> [Activity] Wherever "kind" turns up in the entries, copy out the line that holds it.

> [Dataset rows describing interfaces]
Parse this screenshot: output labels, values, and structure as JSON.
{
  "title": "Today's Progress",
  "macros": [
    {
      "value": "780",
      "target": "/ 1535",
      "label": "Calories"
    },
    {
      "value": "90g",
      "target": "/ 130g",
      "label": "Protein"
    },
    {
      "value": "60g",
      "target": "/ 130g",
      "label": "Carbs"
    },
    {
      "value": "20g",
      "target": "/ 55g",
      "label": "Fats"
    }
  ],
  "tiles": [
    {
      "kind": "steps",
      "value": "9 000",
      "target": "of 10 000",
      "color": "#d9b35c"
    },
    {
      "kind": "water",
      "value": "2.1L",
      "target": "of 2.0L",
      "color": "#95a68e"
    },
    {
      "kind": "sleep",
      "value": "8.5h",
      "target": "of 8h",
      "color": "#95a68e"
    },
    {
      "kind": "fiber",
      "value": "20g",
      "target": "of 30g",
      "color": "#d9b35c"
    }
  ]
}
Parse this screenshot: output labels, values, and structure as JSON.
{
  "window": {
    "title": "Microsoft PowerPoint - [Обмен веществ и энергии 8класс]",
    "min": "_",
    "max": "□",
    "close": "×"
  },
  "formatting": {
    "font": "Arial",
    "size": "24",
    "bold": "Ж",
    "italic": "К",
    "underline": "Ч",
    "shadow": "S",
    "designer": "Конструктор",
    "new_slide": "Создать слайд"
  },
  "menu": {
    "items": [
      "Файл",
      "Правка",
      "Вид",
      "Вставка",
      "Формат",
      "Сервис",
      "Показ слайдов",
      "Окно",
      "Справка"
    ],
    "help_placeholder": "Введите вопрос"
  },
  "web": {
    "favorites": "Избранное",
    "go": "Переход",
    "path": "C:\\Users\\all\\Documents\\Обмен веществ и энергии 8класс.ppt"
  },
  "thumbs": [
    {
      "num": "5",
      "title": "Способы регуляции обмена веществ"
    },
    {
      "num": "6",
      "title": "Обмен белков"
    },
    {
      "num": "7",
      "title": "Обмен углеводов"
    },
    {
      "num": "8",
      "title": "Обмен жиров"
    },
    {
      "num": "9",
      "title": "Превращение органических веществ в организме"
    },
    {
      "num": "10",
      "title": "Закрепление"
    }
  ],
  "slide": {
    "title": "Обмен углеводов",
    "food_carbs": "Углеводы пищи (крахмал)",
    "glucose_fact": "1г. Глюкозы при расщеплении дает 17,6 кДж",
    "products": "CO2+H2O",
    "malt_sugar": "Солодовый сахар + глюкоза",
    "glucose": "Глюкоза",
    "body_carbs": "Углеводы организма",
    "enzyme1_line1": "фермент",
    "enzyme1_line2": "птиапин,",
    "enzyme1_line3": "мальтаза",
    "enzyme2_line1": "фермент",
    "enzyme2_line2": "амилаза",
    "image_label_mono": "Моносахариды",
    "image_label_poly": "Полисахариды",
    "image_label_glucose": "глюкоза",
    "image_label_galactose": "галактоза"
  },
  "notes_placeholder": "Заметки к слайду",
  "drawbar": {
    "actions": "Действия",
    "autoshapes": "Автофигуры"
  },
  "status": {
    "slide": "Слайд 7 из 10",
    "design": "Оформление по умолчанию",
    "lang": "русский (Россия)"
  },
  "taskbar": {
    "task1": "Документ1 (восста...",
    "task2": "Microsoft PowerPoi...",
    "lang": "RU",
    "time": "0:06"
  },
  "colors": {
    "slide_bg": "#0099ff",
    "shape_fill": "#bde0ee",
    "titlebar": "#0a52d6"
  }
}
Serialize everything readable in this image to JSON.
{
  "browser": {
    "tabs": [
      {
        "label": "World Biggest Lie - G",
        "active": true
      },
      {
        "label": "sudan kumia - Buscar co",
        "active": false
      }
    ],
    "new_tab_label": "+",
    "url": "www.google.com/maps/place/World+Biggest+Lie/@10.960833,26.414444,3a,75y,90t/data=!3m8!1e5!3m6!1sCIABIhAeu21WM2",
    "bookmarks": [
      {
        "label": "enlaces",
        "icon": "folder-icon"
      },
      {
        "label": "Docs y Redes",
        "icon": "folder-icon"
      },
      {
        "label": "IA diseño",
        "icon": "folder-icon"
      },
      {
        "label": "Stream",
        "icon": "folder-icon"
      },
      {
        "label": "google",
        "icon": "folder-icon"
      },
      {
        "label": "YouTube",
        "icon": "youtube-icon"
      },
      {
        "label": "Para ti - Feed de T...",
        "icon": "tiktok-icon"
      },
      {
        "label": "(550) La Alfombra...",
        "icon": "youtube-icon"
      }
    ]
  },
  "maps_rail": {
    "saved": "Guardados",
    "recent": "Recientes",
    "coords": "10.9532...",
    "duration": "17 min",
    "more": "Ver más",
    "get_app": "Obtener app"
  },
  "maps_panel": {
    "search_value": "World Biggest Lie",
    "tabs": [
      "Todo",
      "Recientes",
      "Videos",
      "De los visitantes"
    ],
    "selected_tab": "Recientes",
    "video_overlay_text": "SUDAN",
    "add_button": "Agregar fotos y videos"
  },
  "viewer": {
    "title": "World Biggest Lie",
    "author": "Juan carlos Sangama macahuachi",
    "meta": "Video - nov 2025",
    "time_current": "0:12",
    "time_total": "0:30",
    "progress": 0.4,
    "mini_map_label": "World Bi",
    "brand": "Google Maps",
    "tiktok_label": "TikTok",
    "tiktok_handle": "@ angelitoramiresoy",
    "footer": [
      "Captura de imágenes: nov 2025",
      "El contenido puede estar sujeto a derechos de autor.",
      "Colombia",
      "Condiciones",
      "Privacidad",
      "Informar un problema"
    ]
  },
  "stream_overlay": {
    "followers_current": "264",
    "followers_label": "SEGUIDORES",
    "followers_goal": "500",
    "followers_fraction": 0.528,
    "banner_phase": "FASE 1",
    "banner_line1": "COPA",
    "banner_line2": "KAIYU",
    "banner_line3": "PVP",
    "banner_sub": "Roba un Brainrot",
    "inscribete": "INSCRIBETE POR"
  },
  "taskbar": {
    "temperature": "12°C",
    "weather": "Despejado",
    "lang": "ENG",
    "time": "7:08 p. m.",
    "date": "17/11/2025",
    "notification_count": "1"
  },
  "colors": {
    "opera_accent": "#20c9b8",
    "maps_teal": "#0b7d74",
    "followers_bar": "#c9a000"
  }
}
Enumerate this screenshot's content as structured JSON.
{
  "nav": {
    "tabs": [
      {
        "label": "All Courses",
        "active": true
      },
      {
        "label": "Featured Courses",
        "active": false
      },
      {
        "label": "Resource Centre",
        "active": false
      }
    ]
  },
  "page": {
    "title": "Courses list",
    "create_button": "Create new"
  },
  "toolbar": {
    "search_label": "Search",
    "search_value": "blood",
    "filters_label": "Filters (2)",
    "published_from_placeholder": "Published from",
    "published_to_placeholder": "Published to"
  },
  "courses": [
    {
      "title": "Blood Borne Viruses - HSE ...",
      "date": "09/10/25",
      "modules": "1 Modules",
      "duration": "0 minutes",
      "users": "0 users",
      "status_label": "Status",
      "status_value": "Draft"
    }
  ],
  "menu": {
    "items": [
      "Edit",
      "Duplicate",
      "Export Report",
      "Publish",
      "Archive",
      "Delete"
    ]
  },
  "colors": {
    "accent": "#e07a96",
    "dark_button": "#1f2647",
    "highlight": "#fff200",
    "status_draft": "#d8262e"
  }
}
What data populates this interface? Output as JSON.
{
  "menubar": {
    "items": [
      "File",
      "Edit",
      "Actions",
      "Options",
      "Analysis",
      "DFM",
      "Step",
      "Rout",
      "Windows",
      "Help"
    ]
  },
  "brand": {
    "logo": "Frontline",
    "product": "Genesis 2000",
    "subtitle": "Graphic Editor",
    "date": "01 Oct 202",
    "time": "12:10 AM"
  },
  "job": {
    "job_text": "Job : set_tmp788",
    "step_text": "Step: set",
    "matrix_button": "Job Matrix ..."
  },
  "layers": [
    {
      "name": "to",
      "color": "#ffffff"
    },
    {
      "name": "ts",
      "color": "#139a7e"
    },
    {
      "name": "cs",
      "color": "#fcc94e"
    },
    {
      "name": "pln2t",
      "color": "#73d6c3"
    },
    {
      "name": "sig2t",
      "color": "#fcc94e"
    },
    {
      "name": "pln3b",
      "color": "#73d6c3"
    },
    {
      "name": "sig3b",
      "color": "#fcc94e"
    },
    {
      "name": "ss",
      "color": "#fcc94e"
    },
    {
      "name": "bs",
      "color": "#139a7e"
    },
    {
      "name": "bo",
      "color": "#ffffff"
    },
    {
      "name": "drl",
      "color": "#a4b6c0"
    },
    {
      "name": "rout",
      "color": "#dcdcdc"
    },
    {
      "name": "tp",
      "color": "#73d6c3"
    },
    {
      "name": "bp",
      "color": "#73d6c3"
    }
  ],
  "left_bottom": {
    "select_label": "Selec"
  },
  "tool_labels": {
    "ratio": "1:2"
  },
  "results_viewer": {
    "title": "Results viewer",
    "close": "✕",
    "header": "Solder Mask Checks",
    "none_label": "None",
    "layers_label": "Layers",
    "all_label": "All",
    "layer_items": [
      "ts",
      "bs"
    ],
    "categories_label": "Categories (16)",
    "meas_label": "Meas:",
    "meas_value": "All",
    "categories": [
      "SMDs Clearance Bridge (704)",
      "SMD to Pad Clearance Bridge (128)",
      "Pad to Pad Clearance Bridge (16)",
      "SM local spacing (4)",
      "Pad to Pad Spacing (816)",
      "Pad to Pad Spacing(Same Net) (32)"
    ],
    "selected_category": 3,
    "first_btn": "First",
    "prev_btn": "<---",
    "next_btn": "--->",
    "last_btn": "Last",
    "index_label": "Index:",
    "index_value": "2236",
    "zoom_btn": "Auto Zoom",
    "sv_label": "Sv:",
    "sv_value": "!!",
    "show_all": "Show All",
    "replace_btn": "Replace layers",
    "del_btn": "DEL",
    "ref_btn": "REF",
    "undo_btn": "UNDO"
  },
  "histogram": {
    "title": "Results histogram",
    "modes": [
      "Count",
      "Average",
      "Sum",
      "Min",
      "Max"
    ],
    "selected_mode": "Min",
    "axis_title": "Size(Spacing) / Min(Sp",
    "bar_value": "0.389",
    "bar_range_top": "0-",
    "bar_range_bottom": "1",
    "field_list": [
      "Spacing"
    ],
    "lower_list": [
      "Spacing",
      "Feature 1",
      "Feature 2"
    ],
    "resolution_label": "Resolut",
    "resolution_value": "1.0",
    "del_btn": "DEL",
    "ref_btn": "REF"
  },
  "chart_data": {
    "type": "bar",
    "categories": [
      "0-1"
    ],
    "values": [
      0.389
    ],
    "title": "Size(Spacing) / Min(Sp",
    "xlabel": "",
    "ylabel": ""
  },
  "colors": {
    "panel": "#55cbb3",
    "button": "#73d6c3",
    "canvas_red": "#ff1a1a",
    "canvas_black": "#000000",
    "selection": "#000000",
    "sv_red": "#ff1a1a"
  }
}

> [Solution to this task]
      "kind": "steps",
      "kind": "water",
      "kind": "sleep",
      "kind": "fiber",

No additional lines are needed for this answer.